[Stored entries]
──────

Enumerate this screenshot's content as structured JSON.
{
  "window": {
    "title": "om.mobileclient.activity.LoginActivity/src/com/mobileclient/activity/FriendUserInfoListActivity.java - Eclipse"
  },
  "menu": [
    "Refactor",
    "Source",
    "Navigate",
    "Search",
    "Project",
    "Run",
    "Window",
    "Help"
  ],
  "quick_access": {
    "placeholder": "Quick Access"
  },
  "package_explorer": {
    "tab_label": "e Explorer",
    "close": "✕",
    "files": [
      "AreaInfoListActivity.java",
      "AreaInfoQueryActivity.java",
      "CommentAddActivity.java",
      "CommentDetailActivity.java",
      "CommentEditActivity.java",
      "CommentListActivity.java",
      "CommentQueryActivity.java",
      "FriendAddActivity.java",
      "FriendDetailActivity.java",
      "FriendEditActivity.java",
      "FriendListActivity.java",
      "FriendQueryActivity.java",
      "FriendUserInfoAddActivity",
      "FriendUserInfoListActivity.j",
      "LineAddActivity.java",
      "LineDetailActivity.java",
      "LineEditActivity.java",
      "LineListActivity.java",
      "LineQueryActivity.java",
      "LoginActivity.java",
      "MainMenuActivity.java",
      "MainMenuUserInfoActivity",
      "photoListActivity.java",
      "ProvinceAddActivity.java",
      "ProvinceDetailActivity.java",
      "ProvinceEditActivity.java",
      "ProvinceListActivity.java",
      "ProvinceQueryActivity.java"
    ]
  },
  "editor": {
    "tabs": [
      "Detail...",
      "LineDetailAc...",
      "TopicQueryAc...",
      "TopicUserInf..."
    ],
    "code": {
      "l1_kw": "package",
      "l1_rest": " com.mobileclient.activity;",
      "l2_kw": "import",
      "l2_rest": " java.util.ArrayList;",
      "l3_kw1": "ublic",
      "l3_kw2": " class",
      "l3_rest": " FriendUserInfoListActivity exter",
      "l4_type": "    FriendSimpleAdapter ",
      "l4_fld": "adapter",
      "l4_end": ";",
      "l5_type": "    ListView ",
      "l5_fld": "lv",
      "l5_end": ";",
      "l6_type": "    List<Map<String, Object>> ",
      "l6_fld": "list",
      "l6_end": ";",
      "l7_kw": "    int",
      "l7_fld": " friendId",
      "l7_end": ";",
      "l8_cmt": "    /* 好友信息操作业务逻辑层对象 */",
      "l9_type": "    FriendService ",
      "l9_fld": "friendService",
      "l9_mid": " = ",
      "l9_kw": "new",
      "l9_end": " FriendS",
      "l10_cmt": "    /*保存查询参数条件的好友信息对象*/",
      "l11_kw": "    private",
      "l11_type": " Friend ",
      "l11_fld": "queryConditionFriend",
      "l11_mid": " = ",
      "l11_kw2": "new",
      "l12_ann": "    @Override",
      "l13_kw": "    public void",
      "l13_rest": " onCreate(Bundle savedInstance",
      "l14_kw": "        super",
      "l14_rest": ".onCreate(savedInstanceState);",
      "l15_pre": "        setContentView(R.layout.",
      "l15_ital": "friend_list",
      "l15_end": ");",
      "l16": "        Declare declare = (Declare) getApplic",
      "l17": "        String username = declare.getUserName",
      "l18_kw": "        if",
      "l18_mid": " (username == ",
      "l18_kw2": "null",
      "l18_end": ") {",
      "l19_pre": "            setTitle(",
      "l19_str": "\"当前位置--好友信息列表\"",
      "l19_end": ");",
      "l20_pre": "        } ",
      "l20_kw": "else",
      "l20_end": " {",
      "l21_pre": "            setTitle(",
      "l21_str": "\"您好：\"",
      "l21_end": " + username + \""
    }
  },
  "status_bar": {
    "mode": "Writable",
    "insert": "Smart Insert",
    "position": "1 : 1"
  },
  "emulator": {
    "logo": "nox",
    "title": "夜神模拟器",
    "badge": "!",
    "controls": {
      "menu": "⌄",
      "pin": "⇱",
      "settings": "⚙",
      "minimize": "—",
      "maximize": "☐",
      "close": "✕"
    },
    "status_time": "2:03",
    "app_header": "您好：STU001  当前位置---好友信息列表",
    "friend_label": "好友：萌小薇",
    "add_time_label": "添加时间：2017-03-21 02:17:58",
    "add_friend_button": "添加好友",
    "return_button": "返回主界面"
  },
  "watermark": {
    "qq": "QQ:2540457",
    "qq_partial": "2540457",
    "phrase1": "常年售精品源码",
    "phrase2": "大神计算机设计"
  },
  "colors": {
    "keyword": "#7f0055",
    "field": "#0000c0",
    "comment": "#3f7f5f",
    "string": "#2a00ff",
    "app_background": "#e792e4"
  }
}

──────

Look above for lines with the word "FriendUserInfoListActivity" and copy them all.

    "title": "om.mobileclient.activity.LoginActivity/src/com/mobileclient/activity/FriendUserInfoListActivity.java - Eclipse"
      "FriendUserInfoListActivity.j",
      "l3_rest": " FriendUserInfoListActivity exter",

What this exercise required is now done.